## YOUR ASSIGNMENT
Transcribe the passage of the excerpt about keeping the game company running, from "And then I found" up to and including "to work with.".

## SOURCE EXTRACT
So it was going to be up to me. There didn’t seem to be much of a choice, at least none that I found acceptable. I learned how to ship stuff, and found Janet’s system to be very intuitive. I still don’t know how to handle overseas orders, which are much more complicated, so I left those for Janet. We’re therefore a little behind on overseas orders but very solid on domestic ones; we are enormously behind on answering customer service e-mail. I know better than to handle those while crushed by exhaustion.

And then I found myself having to acquire still more new skills. I learned to use our e-mail contact software, and promptly began bombarding the customers with newsletters. It seemed wasteful to not use the full month’s allotment we pay for, and as I got better at it I wanted to try again. It was a poor substitute for website updates, but that was all I had to work with.

That created a marketing problem: customers were hearing from us by e-blast much more often than through the website. Many people don’t like that. Daily Content had become our hallmark, and our website looked like a boarded-up, dusty storefront overcome with cobwebs. Posting had slowed even before the late-April troubles, as we put our efforts into getting new products done and I spent a lot of my time repairing our wholesale network. The site had two Content updates dated in April and two in May. This had to change, but the substitute webmasters I set to the task could not gain access.

This dismayed me greatly; one of them, a true tech wizard named Scott, I had believed invincible in all things cyber. Janet – who ran an internet store before coming to Avalanche Press - insisted that the problem could be solved, and so newly-armed with the proper software (legally obtained!), I saddled Rosinante and rode to war. With shipping more or less caught up I have a little more energy; a week ago I couldn’t have mustered the will to try and then meet inevitable defeat. I installed the software Friday night and before midnight the windmill had yielded and I updated my first page (which is why Coming Soon may look a little odd – then I figured out I should experiment instead on a 2004 promotional page that’s somehow still on the site but disconnected from any links). I’m still pretty amazed at my own achievement: you can overcome an awful lot when the stakes are high enough, and I am not prepared to lose my company and by extension all my worldly goods over something so trivial as website updates. By this morning I had figured out formatting and image placement and updated dozens of pages – incorrect prices, missing links and such fell away.

That’s going to be crucial to the company’s continuance; Daily Content drives our consumer sales. And it ties directly to the one really good thing that’s happened over the past five weeks: there are a lot of hands willing to help. Kirk Hoffman drove down from Huntsville yesterday with his son and his friend Patrick McGovern to assemble games, and Duane Parsons’ crew has been in as well. The game design and development teams have churned out a large stock of supplements for several game series, and several boxed games are in good shape as well. And there’s a stockpile of very good Content on hand. Our former production manager, Peggy Gordon, is also helping out. Having ex-employees like Beth and Peg want to return is deeply validating on a personal level, and the support shown by our fans even moreso. I could not have lasted through the last five weeks, physically or emotionally, without it.

So we’re in much better shape than we deserve to be, but we still need good sales results. Browsing through the webstore, picking out some stuff and using that sweet JUNE coupon would be truly helpful. We’ll get everyone back eventually, but until then I have to make sure it’ll all be here for their return. With your continuing help, it will be.

## DATA LISTING

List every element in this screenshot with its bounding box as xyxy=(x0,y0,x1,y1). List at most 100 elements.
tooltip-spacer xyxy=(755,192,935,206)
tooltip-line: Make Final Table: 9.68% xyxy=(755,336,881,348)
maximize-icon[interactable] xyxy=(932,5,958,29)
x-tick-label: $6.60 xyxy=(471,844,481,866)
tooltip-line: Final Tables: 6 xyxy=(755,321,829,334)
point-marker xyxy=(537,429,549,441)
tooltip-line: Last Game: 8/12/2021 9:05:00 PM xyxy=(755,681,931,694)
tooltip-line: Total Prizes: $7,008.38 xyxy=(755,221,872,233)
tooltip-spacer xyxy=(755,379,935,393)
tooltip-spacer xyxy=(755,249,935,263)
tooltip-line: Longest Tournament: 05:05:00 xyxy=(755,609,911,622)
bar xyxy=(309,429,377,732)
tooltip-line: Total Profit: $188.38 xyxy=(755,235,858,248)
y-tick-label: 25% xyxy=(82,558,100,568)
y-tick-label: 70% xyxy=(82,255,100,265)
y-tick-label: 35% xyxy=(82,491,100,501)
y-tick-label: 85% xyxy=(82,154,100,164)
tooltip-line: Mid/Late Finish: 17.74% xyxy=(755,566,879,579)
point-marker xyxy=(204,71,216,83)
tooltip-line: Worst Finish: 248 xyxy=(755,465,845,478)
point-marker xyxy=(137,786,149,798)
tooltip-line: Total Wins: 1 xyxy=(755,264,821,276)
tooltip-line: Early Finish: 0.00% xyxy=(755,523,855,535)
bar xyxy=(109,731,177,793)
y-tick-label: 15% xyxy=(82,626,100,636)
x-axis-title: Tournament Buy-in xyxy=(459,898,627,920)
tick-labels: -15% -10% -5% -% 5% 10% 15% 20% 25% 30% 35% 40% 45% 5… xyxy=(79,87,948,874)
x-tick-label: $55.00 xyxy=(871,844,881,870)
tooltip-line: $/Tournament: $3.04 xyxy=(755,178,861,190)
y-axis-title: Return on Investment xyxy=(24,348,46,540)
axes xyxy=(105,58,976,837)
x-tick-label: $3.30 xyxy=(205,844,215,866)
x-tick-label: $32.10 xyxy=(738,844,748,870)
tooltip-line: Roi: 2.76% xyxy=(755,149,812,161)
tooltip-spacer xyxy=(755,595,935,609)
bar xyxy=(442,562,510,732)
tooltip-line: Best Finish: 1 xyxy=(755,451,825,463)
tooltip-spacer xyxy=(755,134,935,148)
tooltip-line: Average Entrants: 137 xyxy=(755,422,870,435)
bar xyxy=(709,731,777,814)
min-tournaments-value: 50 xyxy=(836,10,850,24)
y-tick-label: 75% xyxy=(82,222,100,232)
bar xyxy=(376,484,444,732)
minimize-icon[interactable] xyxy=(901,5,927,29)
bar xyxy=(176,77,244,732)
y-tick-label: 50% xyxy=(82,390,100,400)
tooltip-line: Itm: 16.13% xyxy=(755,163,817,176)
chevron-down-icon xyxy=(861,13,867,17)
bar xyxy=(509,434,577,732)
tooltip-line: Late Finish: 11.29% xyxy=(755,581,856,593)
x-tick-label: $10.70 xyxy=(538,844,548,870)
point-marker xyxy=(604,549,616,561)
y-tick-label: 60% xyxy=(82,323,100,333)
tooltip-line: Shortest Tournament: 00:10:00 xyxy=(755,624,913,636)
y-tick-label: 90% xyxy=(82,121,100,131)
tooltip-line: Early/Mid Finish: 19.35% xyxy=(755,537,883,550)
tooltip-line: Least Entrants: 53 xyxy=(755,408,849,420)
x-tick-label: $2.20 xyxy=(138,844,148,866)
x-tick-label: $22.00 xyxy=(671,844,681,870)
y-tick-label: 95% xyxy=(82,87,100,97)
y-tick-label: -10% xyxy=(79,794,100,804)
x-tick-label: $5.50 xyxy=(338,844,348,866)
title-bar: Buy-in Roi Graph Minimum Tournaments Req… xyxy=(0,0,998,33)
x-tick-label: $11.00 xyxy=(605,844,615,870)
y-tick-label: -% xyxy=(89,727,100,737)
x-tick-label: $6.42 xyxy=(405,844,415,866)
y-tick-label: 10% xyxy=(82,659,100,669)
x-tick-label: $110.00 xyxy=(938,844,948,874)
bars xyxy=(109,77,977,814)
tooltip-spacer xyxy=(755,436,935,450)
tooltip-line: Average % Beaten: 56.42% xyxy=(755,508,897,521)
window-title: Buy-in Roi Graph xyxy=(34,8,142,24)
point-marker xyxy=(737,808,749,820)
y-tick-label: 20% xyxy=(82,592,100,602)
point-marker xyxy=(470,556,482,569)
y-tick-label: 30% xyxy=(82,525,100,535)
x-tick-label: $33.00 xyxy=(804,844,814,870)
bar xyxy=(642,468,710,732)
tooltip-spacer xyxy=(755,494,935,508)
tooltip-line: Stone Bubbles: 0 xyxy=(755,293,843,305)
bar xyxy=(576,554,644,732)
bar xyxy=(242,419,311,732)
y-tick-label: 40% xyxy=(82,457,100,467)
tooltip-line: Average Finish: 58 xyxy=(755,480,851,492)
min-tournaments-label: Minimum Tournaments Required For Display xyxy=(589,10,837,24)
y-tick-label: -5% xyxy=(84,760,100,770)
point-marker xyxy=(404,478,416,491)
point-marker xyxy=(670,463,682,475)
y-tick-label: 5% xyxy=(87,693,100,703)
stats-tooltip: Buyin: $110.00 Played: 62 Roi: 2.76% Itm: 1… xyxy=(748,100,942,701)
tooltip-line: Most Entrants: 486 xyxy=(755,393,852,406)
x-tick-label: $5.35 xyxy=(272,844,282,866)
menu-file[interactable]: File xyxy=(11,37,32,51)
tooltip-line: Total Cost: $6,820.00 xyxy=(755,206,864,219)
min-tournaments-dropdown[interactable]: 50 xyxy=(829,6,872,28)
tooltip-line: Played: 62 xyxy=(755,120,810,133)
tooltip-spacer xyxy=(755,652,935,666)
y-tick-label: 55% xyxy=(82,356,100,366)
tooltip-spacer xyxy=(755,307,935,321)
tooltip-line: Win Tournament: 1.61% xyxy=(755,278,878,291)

## WRITTEN RESPONSE
And then I found myself having to acquire still more new skills. I learned to use our e-mail contact software, and promptly began bombarding the customers with newsletters. It seemed wasteful to not use the full month’s allotment we pay for, and as I got better at it I wanted to try again. It was a poor substitute for website updates, but that was all I had to work with.